_Supplied records:_
--
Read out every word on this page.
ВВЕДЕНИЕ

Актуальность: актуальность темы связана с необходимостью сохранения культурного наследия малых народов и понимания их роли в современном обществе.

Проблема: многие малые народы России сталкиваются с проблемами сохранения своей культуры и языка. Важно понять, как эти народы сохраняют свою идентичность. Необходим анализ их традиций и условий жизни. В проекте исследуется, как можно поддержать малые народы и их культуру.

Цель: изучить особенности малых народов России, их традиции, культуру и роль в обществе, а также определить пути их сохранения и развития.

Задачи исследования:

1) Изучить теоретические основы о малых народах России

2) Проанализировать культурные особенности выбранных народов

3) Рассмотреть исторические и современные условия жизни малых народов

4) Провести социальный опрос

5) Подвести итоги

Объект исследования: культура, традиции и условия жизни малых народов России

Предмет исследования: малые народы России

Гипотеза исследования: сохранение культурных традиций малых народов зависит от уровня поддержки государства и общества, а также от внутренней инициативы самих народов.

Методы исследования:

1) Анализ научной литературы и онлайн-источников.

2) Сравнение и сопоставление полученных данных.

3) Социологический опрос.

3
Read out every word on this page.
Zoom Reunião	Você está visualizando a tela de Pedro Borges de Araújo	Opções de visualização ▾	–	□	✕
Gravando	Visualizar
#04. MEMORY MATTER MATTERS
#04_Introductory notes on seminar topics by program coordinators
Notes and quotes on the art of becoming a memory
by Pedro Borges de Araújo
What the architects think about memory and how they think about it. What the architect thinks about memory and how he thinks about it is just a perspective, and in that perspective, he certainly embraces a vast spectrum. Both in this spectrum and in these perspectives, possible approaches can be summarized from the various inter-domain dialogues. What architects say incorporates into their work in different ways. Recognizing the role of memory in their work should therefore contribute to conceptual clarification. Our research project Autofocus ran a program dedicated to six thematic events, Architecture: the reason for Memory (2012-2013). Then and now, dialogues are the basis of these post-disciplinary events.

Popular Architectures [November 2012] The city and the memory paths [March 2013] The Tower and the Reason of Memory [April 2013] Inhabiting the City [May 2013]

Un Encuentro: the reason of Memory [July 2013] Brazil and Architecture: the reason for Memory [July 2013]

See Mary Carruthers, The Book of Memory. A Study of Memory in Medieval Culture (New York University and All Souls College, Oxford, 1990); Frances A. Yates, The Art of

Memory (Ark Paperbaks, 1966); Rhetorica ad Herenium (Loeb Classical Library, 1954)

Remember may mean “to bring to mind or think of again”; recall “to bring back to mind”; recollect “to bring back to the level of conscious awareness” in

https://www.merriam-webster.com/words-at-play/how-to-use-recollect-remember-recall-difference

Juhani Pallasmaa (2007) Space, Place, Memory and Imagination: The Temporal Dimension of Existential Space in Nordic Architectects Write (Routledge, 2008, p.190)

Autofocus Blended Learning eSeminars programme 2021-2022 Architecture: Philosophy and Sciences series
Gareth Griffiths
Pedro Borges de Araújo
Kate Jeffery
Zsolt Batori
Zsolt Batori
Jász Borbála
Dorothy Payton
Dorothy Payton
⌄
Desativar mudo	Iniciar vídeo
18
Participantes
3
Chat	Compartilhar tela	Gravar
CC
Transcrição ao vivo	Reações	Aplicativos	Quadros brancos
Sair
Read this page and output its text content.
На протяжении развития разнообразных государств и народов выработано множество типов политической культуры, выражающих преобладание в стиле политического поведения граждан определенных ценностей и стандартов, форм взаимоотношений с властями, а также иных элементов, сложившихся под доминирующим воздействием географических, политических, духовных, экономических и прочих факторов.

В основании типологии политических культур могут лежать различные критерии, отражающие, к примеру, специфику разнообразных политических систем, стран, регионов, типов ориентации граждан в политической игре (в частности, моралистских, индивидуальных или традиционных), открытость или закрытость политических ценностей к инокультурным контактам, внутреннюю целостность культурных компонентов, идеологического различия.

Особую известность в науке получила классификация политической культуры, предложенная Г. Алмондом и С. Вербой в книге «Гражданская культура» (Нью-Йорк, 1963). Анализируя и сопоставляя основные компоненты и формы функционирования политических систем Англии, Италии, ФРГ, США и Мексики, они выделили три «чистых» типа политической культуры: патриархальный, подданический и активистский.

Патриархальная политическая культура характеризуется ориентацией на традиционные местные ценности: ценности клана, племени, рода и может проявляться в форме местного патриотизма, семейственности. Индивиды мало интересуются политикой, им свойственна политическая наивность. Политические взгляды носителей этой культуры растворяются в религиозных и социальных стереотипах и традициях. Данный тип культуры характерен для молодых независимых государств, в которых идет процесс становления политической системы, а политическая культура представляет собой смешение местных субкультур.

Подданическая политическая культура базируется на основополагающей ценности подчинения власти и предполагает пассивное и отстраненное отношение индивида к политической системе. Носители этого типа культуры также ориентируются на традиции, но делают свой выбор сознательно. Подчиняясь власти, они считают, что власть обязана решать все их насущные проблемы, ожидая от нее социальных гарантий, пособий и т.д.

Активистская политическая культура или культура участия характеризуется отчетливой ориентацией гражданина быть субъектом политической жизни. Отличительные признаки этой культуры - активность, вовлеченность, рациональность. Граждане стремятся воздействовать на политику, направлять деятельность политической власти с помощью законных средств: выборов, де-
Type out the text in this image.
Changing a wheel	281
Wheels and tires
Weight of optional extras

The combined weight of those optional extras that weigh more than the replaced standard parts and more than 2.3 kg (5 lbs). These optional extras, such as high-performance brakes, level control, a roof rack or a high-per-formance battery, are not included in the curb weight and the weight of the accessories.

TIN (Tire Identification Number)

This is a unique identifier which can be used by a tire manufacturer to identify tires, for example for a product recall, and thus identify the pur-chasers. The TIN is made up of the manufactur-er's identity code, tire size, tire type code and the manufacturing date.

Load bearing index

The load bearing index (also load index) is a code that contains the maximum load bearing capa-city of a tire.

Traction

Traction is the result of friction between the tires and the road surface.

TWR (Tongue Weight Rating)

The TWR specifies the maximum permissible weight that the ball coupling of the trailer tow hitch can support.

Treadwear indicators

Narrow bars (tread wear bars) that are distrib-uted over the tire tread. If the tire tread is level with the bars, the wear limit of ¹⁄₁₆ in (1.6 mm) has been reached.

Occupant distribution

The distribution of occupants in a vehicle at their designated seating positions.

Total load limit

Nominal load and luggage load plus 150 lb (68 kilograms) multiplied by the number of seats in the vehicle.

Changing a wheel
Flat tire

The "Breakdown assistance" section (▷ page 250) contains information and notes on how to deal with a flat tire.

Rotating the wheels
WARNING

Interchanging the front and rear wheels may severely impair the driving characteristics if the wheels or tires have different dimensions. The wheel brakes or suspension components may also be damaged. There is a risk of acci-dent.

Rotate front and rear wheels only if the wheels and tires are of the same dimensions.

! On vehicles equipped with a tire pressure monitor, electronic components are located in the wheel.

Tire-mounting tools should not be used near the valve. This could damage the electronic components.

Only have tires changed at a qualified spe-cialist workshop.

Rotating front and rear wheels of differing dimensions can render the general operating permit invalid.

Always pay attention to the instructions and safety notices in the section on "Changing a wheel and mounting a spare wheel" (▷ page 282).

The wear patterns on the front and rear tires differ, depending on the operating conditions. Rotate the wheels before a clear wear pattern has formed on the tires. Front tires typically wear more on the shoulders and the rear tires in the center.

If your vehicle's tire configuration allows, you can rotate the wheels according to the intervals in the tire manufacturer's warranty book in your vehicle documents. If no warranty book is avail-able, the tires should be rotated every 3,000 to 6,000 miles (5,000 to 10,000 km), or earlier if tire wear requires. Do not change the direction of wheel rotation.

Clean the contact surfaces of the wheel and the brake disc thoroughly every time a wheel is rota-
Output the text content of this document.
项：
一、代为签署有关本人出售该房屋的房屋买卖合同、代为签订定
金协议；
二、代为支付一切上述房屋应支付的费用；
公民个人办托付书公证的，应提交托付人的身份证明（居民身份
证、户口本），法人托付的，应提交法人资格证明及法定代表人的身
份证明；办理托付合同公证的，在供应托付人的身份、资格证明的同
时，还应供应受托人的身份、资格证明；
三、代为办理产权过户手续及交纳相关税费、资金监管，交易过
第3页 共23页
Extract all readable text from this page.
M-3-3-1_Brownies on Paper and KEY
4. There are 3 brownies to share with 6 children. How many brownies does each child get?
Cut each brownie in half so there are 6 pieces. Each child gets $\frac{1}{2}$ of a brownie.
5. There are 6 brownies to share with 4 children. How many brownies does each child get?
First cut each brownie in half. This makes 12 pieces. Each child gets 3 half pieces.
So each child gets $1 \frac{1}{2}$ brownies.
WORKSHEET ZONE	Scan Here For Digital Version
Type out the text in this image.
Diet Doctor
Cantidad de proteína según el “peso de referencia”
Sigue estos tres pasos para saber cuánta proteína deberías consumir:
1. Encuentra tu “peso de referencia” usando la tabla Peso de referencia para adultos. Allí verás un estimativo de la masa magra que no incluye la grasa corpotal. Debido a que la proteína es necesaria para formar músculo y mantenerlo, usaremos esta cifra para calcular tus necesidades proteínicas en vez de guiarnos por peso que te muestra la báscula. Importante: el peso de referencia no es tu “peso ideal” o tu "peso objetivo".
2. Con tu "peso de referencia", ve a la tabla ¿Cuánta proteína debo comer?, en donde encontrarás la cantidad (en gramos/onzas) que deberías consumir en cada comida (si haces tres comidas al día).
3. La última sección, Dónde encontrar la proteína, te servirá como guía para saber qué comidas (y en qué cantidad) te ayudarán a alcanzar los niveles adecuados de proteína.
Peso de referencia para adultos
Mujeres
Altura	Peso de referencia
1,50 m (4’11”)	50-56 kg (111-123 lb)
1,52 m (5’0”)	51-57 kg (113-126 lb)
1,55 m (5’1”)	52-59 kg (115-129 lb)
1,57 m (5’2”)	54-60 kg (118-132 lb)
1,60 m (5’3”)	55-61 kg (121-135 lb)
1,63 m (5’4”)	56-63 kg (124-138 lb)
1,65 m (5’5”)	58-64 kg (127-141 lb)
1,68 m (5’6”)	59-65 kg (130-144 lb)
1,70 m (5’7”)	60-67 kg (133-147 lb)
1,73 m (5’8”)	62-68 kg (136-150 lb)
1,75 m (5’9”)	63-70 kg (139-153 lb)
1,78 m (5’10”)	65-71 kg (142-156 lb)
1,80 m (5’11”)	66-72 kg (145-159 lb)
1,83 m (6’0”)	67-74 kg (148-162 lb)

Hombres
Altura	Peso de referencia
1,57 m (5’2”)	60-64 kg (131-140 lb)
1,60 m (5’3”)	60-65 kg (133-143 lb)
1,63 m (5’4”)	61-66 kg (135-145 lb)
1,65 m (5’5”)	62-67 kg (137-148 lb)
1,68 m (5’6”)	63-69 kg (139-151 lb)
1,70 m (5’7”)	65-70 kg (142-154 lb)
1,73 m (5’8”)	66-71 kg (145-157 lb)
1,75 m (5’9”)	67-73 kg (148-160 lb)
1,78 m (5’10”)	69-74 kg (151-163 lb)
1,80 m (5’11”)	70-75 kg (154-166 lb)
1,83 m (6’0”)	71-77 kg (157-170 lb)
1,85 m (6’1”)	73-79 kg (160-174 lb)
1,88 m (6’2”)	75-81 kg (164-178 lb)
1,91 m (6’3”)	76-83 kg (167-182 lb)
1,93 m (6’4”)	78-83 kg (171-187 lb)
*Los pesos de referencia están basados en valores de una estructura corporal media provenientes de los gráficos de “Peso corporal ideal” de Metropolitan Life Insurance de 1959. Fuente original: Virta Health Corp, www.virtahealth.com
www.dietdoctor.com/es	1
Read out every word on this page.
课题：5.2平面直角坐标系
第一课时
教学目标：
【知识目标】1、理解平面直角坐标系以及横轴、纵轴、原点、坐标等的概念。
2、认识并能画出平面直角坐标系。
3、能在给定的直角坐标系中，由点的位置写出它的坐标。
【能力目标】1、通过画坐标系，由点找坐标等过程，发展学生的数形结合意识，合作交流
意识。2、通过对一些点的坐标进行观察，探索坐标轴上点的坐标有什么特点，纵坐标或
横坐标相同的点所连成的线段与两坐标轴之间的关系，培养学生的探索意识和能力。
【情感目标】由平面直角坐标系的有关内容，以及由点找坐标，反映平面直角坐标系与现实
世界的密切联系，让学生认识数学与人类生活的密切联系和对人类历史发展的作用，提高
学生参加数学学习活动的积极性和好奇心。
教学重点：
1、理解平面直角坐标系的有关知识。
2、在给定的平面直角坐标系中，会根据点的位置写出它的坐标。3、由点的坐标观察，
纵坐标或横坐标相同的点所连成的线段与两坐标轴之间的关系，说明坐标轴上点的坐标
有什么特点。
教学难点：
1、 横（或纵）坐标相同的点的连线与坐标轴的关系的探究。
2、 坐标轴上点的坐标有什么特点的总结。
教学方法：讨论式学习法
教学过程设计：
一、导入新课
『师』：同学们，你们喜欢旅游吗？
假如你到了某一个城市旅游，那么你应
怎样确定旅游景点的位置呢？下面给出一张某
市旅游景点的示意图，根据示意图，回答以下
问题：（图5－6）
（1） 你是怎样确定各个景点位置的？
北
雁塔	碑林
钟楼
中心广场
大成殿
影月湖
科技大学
--
_What is asked:_
Copy all lines above containing the string "опрос".

_Response to this task:_
4) Провести социальный опрос
3) Социологический опрос.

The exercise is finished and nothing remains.